Scan the listing below and copy every line holding "plus".
(begin)
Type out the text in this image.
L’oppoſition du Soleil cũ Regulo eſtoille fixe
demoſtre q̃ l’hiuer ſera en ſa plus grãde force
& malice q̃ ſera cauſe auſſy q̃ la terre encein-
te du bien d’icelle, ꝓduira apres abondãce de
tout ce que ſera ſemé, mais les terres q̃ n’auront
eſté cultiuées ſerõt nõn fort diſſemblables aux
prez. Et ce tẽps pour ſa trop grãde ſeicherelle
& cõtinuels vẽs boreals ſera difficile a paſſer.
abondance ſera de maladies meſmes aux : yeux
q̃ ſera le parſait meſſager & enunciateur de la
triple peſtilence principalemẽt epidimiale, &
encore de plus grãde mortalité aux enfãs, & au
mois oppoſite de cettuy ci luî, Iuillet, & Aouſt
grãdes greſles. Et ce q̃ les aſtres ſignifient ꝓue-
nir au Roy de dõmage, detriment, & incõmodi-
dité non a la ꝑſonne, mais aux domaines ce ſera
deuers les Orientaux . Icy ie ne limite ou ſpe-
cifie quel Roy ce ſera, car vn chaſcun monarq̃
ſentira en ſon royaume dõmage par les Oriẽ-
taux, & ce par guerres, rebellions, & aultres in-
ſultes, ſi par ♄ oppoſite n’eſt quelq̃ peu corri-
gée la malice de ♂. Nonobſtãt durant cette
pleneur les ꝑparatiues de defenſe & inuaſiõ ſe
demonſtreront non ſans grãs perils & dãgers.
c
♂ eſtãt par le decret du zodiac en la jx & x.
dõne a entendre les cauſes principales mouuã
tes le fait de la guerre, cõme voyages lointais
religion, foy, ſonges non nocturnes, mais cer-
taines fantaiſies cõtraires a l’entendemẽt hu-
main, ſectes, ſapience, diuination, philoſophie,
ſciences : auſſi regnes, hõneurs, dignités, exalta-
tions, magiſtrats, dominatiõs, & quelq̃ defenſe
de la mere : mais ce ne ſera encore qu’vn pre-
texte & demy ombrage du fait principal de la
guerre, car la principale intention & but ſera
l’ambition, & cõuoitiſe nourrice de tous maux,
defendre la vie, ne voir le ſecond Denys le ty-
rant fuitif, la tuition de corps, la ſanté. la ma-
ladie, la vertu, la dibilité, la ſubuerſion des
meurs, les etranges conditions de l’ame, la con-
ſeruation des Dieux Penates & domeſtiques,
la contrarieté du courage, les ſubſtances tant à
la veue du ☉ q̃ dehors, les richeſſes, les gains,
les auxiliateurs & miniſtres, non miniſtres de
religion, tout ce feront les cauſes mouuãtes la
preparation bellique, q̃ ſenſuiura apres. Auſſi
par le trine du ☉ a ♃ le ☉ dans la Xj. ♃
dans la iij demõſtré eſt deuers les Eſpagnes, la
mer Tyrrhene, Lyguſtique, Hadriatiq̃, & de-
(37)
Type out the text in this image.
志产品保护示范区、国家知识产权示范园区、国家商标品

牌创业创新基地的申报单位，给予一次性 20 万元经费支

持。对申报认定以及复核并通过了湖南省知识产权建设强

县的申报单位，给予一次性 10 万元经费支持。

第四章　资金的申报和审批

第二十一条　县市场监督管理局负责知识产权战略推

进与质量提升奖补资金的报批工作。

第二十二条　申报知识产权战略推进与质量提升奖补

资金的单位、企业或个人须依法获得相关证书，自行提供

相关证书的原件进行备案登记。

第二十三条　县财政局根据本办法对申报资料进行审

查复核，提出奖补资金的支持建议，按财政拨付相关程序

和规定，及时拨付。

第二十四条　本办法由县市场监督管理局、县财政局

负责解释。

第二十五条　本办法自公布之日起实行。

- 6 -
(end)
- Answer to the exercise
demoſtre q̃ l’hiuer ſera en ſa plus grãde force
encore de plus grãde mortalité aux enfãs, & au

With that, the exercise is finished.